• **Goal of the exercise**
Find the string "realnego" in the listing and report every line that has it.

───

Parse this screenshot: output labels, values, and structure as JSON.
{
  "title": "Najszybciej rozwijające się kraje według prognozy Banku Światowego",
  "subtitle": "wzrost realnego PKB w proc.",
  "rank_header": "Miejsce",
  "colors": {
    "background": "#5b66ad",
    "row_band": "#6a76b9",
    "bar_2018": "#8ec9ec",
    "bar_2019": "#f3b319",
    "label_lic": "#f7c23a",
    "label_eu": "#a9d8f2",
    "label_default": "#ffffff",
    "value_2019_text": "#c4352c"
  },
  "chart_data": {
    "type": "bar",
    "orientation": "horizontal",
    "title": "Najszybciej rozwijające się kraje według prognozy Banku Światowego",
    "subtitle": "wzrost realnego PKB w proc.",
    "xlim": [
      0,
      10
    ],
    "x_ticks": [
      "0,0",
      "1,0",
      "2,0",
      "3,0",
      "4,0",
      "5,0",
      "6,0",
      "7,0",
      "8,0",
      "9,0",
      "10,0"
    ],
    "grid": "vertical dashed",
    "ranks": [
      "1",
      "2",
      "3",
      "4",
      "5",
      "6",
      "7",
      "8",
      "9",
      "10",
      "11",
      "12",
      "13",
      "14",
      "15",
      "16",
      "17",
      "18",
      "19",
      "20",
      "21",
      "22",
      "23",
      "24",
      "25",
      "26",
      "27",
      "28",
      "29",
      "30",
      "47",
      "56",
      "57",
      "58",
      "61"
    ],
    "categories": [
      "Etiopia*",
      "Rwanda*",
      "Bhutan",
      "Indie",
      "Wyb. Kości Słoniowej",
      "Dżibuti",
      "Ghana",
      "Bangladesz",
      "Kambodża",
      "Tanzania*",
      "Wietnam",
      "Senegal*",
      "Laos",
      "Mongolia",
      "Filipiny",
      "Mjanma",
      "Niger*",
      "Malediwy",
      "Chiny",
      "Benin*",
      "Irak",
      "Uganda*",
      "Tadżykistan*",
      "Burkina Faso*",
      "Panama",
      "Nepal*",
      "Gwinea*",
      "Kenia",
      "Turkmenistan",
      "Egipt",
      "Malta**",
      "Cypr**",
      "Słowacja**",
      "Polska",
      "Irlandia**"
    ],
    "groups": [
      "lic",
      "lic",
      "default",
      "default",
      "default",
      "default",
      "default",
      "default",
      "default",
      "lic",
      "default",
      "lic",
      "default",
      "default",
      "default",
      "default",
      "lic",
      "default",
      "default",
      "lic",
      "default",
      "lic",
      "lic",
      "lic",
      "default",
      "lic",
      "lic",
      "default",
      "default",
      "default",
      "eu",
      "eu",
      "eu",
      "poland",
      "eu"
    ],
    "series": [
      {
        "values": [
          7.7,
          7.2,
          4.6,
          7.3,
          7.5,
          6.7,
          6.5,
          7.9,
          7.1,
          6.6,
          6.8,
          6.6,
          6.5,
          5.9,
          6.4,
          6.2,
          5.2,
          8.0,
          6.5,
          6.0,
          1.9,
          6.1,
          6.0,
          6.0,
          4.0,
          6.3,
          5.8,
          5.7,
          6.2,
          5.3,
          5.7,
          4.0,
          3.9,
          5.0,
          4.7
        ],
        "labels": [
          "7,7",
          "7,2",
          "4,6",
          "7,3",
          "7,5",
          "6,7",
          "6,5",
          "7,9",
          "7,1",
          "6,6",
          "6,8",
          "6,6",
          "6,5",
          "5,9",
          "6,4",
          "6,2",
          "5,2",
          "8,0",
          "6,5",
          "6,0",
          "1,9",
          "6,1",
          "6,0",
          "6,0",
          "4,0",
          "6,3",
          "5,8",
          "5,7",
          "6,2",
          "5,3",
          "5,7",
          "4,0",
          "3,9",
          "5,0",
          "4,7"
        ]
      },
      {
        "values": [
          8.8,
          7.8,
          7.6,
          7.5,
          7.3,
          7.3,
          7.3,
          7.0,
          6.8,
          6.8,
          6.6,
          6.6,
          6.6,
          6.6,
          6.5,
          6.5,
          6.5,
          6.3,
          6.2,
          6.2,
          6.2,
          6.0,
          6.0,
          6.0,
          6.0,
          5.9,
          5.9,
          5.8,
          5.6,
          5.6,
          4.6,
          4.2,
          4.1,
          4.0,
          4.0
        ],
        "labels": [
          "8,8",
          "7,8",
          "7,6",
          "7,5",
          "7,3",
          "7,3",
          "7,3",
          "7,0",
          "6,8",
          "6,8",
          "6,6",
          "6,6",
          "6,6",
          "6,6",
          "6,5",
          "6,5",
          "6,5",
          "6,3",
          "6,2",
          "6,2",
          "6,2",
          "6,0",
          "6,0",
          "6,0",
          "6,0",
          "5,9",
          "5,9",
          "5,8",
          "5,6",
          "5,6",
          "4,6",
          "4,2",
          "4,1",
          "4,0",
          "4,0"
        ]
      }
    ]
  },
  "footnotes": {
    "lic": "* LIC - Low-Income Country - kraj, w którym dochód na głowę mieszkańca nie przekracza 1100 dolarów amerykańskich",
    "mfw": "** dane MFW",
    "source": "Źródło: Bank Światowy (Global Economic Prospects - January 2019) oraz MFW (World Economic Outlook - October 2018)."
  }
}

───

• **Final result**
  "subtitle": "wzrost realnego PKB w proc.",
    "subtitle": "wzrost realnego PKB w proc.",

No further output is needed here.